*Record set*:
==========
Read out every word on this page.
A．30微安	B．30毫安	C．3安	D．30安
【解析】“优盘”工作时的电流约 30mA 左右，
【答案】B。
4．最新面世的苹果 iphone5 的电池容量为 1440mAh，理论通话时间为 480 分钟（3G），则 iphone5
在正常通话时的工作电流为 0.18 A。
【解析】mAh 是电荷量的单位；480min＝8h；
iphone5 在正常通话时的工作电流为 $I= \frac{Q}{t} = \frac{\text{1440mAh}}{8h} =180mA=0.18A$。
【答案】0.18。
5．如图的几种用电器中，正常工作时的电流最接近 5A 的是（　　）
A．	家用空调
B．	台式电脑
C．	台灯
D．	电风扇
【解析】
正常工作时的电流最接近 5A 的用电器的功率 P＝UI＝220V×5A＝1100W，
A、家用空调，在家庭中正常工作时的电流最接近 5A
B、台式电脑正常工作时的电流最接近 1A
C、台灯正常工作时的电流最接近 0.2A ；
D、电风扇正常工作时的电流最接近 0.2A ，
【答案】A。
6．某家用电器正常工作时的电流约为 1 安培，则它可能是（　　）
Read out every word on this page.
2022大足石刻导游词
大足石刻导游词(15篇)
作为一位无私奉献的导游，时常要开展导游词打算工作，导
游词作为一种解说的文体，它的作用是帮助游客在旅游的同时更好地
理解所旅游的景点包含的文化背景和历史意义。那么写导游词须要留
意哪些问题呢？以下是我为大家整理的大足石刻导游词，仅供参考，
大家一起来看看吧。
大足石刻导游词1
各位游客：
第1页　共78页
==========
*Task instructions*: From the listing above, extract every line exactly as it stands.

*Final result*:
Read out every word on this page.
A．30微安	B．30毫安	C．3安	D．30安
【解析】“优盘”工作时的电流约 30mA 左右，
【答案】B。
4．最新面世的苹果 iphone5 的电池容量为 1440mAh，理论通话时间为 480 分钟（3G），则 iphone5
在正常通话时的工作电流为 0.18 A。
【解析】mAh 是电荷量的单位；480min＝8h；
iphone5 在正常通话时的工作电流为 $I= \frac{Q}{t} = \frac{\text{1440mAh}}{8h} =180mA=0.18A$。
【答案】0.18。
5．如图的几种用电器中，正常工作时的电流最接近 5A 的是（　　）
A．	家用空调
B．	台式电脑
C．	台灯
D．	电风扇
【解析】
正常工作时的电流最接近 5A 的用电器的功率 P＝UI＝220V×5A＝1100W，
A、家用空调，在家庭中正常工作时的电流最接近 5A
B、台式电脑正常工作时的电流最接近 1A
C、台灯正常工作时的电流最接近 0.2A ；
D、电风扇正常工作时的电流最接近 0.2A ，
【答案】A。
6．某家用电器正常工作时的电流约为 1 安培，则它可能是（　　）
Read out every word on this page.
2022大足石刻导游词
大足石刻导游词(15篇)
作为一位无私奉献的导游，时常要开展导游词打算工作，导
游词作为一种解说的文体，它的作用是帮助游客在旅游的同时更好地
理解所旅游的景点包含的文化背景和历史意义。那么写导游词须要留
意哪些问题呢？以下是我为大家整理的大足石刻导游词，仅供参考，
大家一起来看看吧。
大足石刻导游词1
各位游客：
第1页　共78页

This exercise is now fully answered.